QUOTED PASSAGE:
========================
0

We have a huge file of different urls (~500K - ~1M urls).
We want to use Grinder 3 for distributing these urls to the Workers in a way that every worker will invoke a single and different url.

In the JY script we could:

  • Read the file one time per Agent

  • Allocate line-number-ranges per Agent

  • Every Worker would gets a line/url according to its run-id from its Agent line-number-range.

This still means loading a huge file into memory and writing some code to a problem that might be common to many.

Any ideas to a simpler/ready-made solution?

user3139774
  • 1,295
  • 3
  • 13
  • 24

2 Answers2

0

I used Grinder in a similar fashion a while back, and wrote a utility for multi-threaded, one-time ingestion of URLs from a large file.

See https://bitbucket.org/travis_bear/file_util -- in particular, the sequential reader.

I'd recommend using the split command-line utility (or similar) to give separate chunks of the master file to each agent prior to executing your Grinder run.
========================
PROVIDED DATA:
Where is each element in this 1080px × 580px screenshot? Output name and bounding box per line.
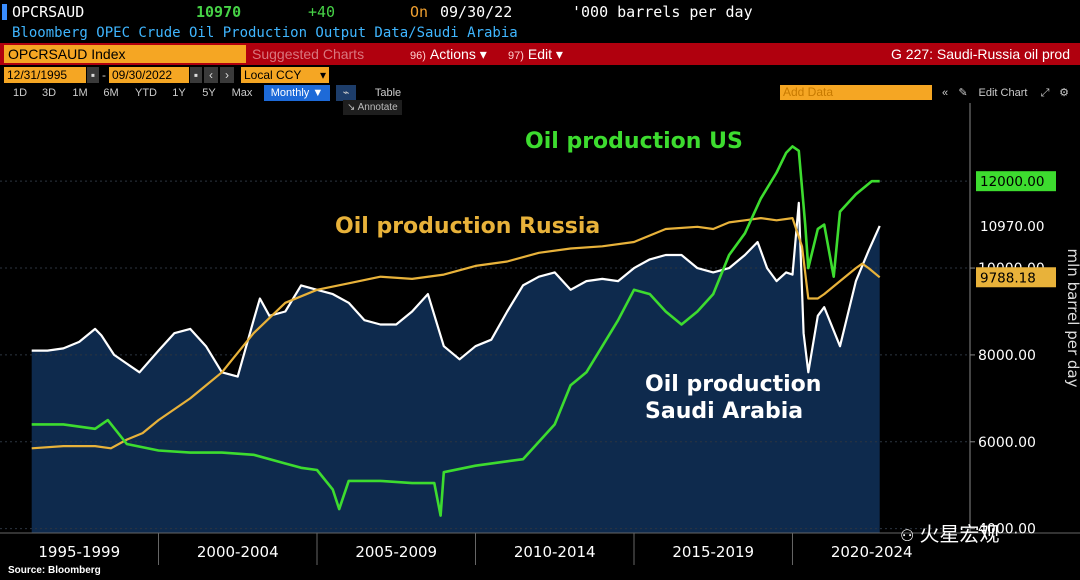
ticker-symbol[interactable]: OPCRSAUD [12,3,85,21]
on-label: On [410,3,429,21]
range-tab-6m[interactable]: 6M [103,87,119,99]
x-period-label: 2020-2024 [831,543,913,561]
russia-series-line [31,216,881,450]
range-tab-1d[interactable]: 1D [12,87,28,99]
saudi-area [31,202,880,533]
y-axis-label: mln barrel per day [1064,249,1080,388]
y-tick-label: 8000.00 [978,348,1036,364]
x-period-label: 1995-1999 [38,543,120,561]
gridlines [0,180,970,530]
annotation-us: Oil production US [525,129,743,154]
security-header: OPCRSAUD 10970 +40 On 09/30/22 '000 barr… [0,0,1080,24]
range-tabs-row: 1D 3D 1M 6M YTD 1Y 5Y Max Monthly ▼ ⌁ Ta… [0,84,1080,102]
range-tab-5y[interactable]: 5Y [202,87,216,99]
us-series-line [31,145,880,517]
start-date-field[interactable]: 12/31/1995 [4,67,86,83]
main-toolbar: OPCRSAUD Index Suggested Charts 96) Actio… [0,43,1080,65]
range-tab-1y[interactable]: 1Y [172,87,186,99]
us-last-value-box [976,171,1056,192]
source-note: Source: Bloomberg [8,565,101,576]
actions-number: 96) [410,50,426,62]
prev-period-icon[interactable]: ‹ [204,67,218,83]
actions-menu[interactable]: 96) Actions ▾ [410,43,487,67]
watermark-text: 火星宏观 [919,522,1000,546]
us-last-value-label: 12000.00 [980,174,1044,190]
line-chart-icon[interactable]: ⌁ [336,85,356,101]
next-period-icon[interactable]: › [220,67,234,83]
suggested-charts-label: Suggested Charts [252,46,365,62]
units-label: '000 barrels per day [572,3,753,21]
edit-menu[interactable]: 97) Edit ▾ [508,43,563,67]
x-period-label: 2010-2014 [514,543,596,561]
pencil-icon[interactable]: ✎ [958,87,968,99]
saudi-area-fill [31,202,880,533]
edit-chart-button[interactable]: Edit Chart [978,87,1028,99]
x-period-label: 2000-2004 [197,543,279,561]
collapse-icon[interactable]: « [941,87,949,99]
annotation-saudi-line2: Saudi Arabia [645,399,803,424]
index-field[interactable]: OPCRSAUD Index [4,45,246,63]
frequency-select[interactable]: Monthly ▼ [264,85,330,101]
annotation-russia: Oil production Russia [335,214,600,239]
annotation-saudi-line1: Oil production [645,372,821,397]
price-change: +40 [308,3,336,21]
series-lines [31,145,881,517]
range-tab-1m[interactable]: 1M [72,87,88,99]
annotation-saudi: Oil production Saudi Arabia [645,372,821,424]
edit-label: Edit ▾ [527,46,563,62]
range-tab-ytd[interactable]: YTD [135,87,157,99]
saudi-last-value-label: 10970.00 [980,219,1044,235]
annotate-label: Annotate [357,102,398,113]
watermark-logo: ⚇ 火星宏观 [900,518,999,547]
annotate-button[interactable]: ↘ Annotate [343,100,402,115]
range-tab-max[interactable]: Max [231,87,253,99]
actions-label: Actions ▾ [429,46,487,62]
add-data-input[interactable]: Add Data [780,85,932,100]
axes [0,103,1080,565]
security-description-row: Bloomberg OPEC Crude Oil Production Outp… [0,24,1080,42]
edit-number: 97) [508,50,524,62]
annotate-icon: ↘ [347,102,358,113]
date-separator: - [102,68,106,82]
currency-label: Local CCY [244,68,302,82]
chevron-down-icon: ▾ [319,68,326,82]
saudi-series-line [31,201,881,378]
chart-name: G 227: Saudi-Russia oil prod [891,46,1070,62]
gear-icon[interactable]: ⚙ [1059,87,1069,99]
y-tick-label: 6000.00 [978,435,1036,451]
suggested-charts-button[interactable]: Suggested Charts [252,45,402,63]
wechat-icon: ⚇ [900,526,920,545]
start-calendar-icon[interactable]: ▪ [87,67,99,83]
export-icon[interactable]: ⤢ [1040,87,1050,99]
last-price: 10970 [196,3,242,21]
russia-last-value-box [976,267,1056,288]
y-tick-label: 4000.00 [978,522,1036,538]
security-description: Bloomberg OPEC Crude Oil Production Outp… [12,25,518,41]
russia-last-value-label: 9788.18 [980,270,1036,286]
date-range-row: 12/31/1995 ▪ - 09/30/2022 ▪ ‹ › Local CC… [0,66,1080,84]
x-period-label: 2015-2019 [672,543,754,561]
end-date-field[interactable]: 09/30/2022 [109,67,189,83]
end-calendar-icon[interactable]: ▪ [190,67,202,83]
currency-select[interactable]: Local CCY ▾ [241,67,329,83]
range-tab-3d[interactable]: 3D [41,87,57,99]
table-button[interactable]: Table [374,87,402,99]
ticker-marker-icon [2,4,7,20]
x-period-label: 2005-2009 [355,543,437,561]
price-date: 09/30/22 [440,3,513,21]
saudi-last-value-box [976,215,1056,236]
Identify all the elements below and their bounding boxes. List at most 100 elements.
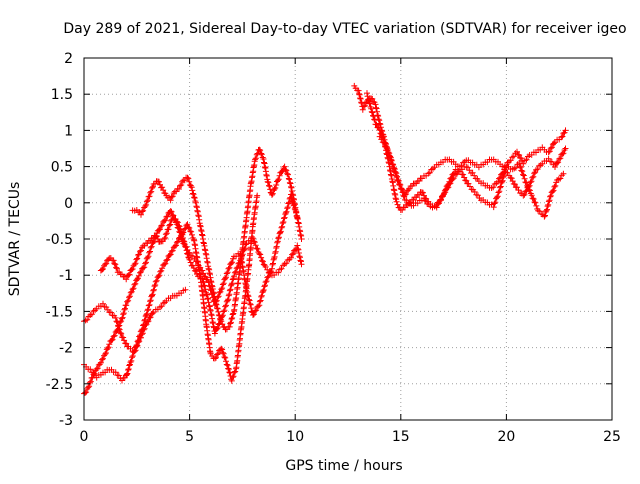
========================
DIRECTIONS:
A: Please reproduce the Grinder thread from "See https://bitbucket.org/travis_bear/file_util -- in" to "your Grinder run.", word for word.
B: Pick up the Grinder thread after its last sentence and write what follows.

IN RESPONSE:
A:
See https://bitbucket.org/travis_bear/file_util -- in particular, the sequential reader.

I'd recommend using the split command-line utility (or similar) to give separate chunks of the master file to each agent prior to executing your Grinder run.

B:
Travis Bear
  • 13,039
  • 7
  • 42
  • 51
  • This definitely helps in the actual reading of the file, but still we'd presume there's a standard code for distributing the work to the agents and to the workers. – user3139774 Mar 06 '16 at 06:19
0

I would have taken a different approach if you like since its a huge file , How many threads are you planning to spawn . I believe you already know that you can get Grinder.ThreadNo to get the currently executing thread. You can actually divide the file using a pre-processor with equal number of records into number of thread and name them 0 , 1 ,2 etc which matches with thread name .

Why I am suggesting this is that processing the file looks like a pre task whats important are its contents. File processing should not interfere when threads are executing.

So now each thread will have its own file and no collisions .

for eg 20 threads 20 files however your number of threads should be chosen carefully and may be peak + 50 % .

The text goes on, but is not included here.